What is required = Output the full listing below exactly as it reads, and skip anything that is a picture.

Data listing =
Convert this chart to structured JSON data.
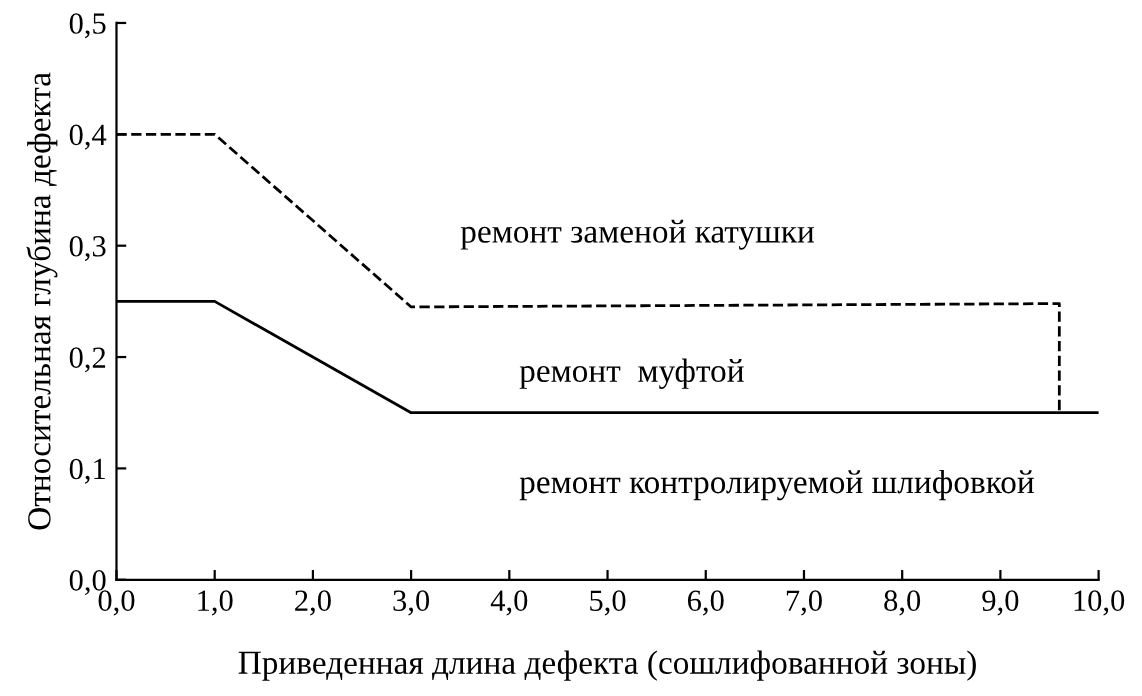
{
  "chart_data": {
    "type": "line",
    "xlabel": "Приведенная длина дефекта (сошлифованной зоны)",
    "ylabel": "Относительная глубина дефекта",
    "series": [
      {
        "x": [
          0,
          1,
          3,
          9.6,
          9.6
        ],
        "values": [
          0.4,
          0.4,
          0.245,
          0.248,
          0.15
        ],
        "color": "#000000",
        "line_style": "dashed"
      },
      {
        "x": [
          0,
          1,
          3,
          10
        ],
        "values": [
          0.25,
          0.25,
          0.15,
          0.15
        ],
        "color": "#000000",
        "line_style": "solid"
      }
    ],
    "annotations": [
      "ремонт заменой катушки",
      "ремонт  муфтой",
      "ремонт контролируемой шлифовкой"
    ],
    "xlim": [
      0,
      10
    ],
    "ylim": [
      0,
      0.5
    ],
    "xticks": [
      {
        "value": 0,
        "label": "0,0"
      },
      {
        "value": 1,
        "label": "1,0"
      },
      {
        "value": 2,
        "label": "2,0"
      },
      {
        "value": 3,
        "label": "3,0"
      },
      {
        "value": 4,
        "label": "4,0"
      },
      {
        "value": 5,
        "label": "5,0"
      },
      {
        "value": 6,
        "label": "6,0"
      },
      {
        "value": 7,
        "label": "7,0"
      },
      {
        "value": 8,
        "label": "8,0"
      },
      {
        "value": 9,
        "label": "9,0"
      },
      {
        "value": 10,
        "label": "10,0"
      }
    ],
    "yticks": [
      {
        "value": 0,
        "label": "0,0"
      },
      {
        "value": 0.1,
        "label": "0,1"
      },
      {
        "value": 0.2,
        "label": "0,2"
      },
      {
        "value": 0.3,
        "label": "0,3"
      },
      {
        "value": 0.4,
        "label": "0,4"
      },
      {
        "value": 0.5,
        "label": "0,5"
      }
    ],
    "grid": false,
    "legend": false,
    "marker": "none"
  }
}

Answer to the exercise =
Convert this chart to structured JSON data.
{
  "chart_data": {
    "type": "line",
    "xlabel": "Приведенная длина дефекта (сошлифованной зоны)",
    "ylabel": "Относительная глубина дефекта",
    "series": [
      {
        "x": [
          0,
          1,
          3,
          9.6,
          9.6
        ],
        "values": [
          0.4,
          0.4,
          0.245,
          0.248,
          0.15
        ],
        "color": "#000000",
        "line_style": "dashed"
      },
      {
        "x": [
          0,
          1,
          3,
          10
        ],
        "values": [
          0.25,
          0.25,
          0.15,
          0.15
        ],
        "color": "#000000",
        "line_style": "solid"
      }
    ],
    "annotations": [
      "ремонт заменой катушки",
      "ремонт  муфтой",
      "ремонт контролируемой шлифовкой"
    ],
    "xlim": [
      0,
      10
    ],
    "ylim": [
      0,
      0.5
    ],
    "xticks": [
      {
        "value": 0,
        "label": "0,0"
      },
      {
        "value": 1,
        "label": "1,0"
      },
      {
        "value": 2,
        "label": "2,0"
      },
      {
        "value": 3,
        "label": "3,0"
      },
      {
        "value": 4,
        "label": "4,0"
      },
      {
        "value": 5,
        "label": "5,0"
      },
      {
        "value": 6,
        "label": "6,0"
      },
      {
        "value": 7,
        "label": "7,0"
      },
      {
        "value": 8,
        "label": "8,0"
      },
      {
        "value": 9,
        "label": "9,0"
      },
      {
        "value": 10,
        "label": "10,0"
      }
    ],
    "yticks": [
      {
        "value": 0,
        "label": "0,0"
      },
      {
        "value": 0.1,
        "label": "0,1"
      },
      {
        "value": 0.2,
        "label": "0,2"
      },
      {
        "value": 0.3,
        "label": "0,3"
      },
      {
        "value": 0.4,
        "label": "0,4"
      },
      {
        "value": 0.5,
        "label": "0,5"
      }
    ],
    "grid": false,
    "legend": false,
    "marker": "none"
  }
}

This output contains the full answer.